## Start TEXT

In a January of lukewarm Christmas trading updates, M&S was a rare winner, with food like-for-likes up 1.4% in Q3.
Compare that to a year ago, when like-for-likes were down 2.1%. It’s a solid endorsement of the turnaround efforts of M&S Food MD Stuart Machin, then only eight months into the job.
Now 18 months into his five-year plan to transform the food business, Machin has a “countdown clock” above his desk, ticking down the weeks until M&S replaces Waitrose on Ocado in September.
Showing The Grocer around the recently opened Food Hall in Hedge End, the third to be completely overhauled in his store renewal programme, Machin talked us through the work that’s been done, and is left to do.
The range
The full range reached 6,000 lines last August when M&S relaunched the 17,000 sq ft Hempstead Valley Food Hall in Kent, the first store to be renewed. Hedge End, which like Hempstead Valley has taken space from clothing, has 6,500.
Range expansion and development has been part of Ocado preparations: M&S Food needs to shed its image as a purveyor principally of ready meals. It’s only 12 months since M&S CEO Steve Rowe said the food business was not suited to online because around 40% of shoppers were only buying for now or tonight.
That’s why, at Hedge End as in Hempstead Valley, you arrive first in fresh fruit and veg, then bakery and fresh meat. “You would usually walk into ready meals,” says Machin.
A wall of hot food-to-go counters on the right includes a Pasta Evangelist concession, a pizza oven and “Prep Kitchen” putting together M&S ingredients in tray bakes to be cooked at home.
“People don’t naturally think of us for cooked ingredients,” says Machin. “They think of us as convenience in terms of prepared meals to put in the microwave or oven. Part of what we’re trying to work on is getting customers to realise they can buy ingredients from us.”
There are around 20 frozen bays, recipe kits, exclusive Itsu noodle soups and a large ambient section, with brands but also retaining M&S’s bias to own-label. “If I see a brand, I always say why can’t we do it?” says Machin.
There’s even a packaging-free aisle with refill stations.
Yet with 32 weeks to go, Machin believes the range is still not ready for Ocado, although it is big enough now he says. “I worry a bit about SKU proliferation. We’ve got 6,500 lines but we’re also trying to work out what customers expect. We know where we’ve got gaps, we know where we’ve got duplication.”

## End TEXT
## Start STORED RECORDS

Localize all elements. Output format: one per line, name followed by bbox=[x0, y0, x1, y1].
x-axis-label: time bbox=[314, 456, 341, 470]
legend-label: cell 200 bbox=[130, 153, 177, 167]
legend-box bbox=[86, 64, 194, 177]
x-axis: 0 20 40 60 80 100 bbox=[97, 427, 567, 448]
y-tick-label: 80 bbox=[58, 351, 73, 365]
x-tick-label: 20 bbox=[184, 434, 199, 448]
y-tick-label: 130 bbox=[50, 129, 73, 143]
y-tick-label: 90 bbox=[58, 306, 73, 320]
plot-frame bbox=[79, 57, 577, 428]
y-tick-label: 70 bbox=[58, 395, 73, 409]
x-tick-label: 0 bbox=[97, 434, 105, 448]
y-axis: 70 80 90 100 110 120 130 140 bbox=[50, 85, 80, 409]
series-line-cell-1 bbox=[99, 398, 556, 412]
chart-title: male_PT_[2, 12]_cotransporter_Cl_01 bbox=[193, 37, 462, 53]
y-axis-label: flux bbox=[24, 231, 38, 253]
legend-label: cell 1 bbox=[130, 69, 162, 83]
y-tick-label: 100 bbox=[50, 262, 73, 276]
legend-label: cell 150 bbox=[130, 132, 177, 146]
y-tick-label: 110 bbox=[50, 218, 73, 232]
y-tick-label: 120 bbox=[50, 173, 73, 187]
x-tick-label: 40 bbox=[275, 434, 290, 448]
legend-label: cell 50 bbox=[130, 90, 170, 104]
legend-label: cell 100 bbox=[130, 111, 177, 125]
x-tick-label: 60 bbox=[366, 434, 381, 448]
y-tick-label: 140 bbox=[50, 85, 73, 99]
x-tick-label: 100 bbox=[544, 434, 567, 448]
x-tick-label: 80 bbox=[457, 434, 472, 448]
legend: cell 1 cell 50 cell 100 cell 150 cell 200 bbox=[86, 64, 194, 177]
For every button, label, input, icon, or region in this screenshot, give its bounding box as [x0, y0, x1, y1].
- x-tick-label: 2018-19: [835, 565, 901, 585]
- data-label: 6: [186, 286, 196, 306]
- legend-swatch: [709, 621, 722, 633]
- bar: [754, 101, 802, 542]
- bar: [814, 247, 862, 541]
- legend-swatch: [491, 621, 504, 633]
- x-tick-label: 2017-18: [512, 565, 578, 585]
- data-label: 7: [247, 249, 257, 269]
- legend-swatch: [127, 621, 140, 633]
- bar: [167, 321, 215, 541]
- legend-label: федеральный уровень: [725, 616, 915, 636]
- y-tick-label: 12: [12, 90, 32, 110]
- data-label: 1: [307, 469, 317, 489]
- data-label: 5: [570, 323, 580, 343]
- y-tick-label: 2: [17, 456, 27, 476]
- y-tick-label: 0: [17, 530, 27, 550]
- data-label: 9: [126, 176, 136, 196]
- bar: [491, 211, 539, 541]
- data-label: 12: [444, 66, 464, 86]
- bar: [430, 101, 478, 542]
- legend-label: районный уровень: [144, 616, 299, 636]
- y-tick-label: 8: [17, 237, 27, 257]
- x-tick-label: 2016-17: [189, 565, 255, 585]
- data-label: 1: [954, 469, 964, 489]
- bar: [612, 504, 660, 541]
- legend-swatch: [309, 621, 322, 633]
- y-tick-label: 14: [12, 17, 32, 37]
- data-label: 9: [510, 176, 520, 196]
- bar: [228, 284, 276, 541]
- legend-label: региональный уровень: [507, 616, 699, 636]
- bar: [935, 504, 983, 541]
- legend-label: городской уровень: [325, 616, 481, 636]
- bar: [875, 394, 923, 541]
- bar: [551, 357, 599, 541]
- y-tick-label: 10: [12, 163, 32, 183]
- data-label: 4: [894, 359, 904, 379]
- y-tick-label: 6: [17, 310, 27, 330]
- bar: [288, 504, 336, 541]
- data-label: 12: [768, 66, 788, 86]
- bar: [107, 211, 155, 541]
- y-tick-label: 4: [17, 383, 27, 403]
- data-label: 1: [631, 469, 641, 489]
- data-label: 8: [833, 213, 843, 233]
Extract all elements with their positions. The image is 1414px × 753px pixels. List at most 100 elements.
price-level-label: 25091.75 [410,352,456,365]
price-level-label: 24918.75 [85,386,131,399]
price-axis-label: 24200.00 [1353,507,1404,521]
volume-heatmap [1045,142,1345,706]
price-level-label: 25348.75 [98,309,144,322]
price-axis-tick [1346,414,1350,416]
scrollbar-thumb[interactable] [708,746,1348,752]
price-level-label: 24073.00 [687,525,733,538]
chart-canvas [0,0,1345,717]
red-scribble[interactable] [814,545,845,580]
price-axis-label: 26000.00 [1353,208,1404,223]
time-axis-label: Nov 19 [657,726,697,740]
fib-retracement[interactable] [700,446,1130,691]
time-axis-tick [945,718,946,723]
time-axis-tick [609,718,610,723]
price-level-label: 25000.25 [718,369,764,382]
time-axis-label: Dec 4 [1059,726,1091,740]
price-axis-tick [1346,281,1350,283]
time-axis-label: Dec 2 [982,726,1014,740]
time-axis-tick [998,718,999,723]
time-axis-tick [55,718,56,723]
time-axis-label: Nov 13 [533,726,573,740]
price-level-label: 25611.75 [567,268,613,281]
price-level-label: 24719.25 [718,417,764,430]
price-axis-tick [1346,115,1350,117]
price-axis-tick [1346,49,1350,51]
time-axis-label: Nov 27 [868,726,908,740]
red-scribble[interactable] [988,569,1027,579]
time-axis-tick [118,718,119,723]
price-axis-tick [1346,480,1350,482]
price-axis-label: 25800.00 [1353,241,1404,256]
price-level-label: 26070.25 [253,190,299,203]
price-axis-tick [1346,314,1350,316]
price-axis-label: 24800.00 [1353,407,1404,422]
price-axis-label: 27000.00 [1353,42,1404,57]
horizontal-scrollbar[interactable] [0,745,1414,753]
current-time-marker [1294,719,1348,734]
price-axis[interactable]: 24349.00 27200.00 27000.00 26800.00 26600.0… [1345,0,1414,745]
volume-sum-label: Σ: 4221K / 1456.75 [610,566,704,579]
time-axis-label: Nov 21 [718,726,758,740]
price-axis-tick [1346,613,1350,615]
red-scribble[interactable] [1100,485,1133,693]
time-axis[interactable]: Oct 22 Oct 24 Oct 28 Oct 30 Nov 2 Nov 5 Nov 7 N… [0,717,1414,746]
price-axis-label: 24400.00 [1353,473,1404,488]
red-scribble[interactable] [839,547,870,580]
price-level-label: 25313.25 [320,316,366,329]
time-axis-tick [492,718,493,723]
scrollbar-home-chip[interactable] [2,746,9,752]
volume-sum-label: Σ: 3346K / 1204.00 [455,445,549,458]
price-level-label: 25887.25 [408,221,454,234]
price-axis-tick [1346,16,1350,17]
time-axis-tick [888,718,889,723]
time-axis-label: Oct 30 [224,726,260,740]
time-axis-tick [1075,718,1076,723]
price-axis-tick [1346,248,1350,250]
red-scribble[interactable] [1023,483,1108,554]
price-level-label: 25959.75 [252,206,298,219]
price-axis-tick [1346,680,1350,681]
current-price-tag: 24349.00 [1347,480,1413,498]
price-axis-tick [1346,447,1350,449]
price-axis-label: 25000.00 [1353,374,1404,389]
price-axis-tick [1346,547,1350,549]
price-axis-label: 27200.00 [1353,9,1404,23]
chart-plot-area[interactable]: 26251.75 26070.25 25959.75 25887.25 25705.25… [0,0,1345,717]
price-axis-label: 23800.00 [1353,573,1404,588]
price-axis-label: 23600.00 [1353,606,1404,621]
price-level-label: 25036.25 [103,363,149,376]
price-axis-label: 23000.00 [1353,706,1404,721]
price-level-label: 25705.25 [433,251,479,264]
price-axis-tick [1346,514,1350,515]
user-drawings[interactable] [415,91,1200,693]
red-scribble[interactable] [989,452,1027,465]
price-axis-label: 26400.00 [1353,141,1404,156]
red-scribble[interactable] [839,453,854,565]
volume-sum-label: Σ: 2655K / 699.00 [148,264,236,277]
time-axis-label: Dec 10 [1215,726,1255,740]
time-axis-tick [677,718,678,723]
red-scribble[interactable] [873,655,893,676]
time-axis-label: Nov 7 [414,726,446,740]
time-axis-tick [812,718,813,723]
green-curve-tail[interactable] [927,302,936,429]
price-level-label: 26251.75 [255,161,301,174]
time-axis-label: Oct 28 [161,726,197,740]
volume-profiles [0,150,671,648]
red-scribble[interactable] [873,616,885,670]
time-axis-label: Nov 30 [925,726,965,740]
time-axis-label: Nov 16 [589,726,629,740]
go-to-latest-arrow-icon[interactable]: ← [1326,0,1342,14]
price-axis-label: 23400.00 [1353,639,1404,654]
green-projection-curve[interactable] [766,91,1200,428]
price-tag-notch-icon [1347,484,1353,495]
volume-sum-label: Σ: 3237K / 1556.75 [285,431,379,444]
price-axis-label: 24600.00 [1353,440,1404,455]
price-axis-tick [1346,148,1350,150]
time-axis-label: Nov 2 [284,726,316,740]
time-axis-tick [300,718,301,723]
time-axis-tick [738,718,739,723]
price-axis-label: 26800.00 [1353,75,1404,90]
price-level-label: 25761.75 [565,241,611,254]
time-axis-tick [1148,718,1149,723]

## End STORED RECORDS

Echo the passage from the M&S Food article word for word, starting at "Showing The Grocer" and ending at "left to do.".

Showing The Grocer around the recently opened Food Hall in Hedge End, the third to be completely overhauled in his store renewal programme, Machin talked us through the work that’s been done, and is left to do.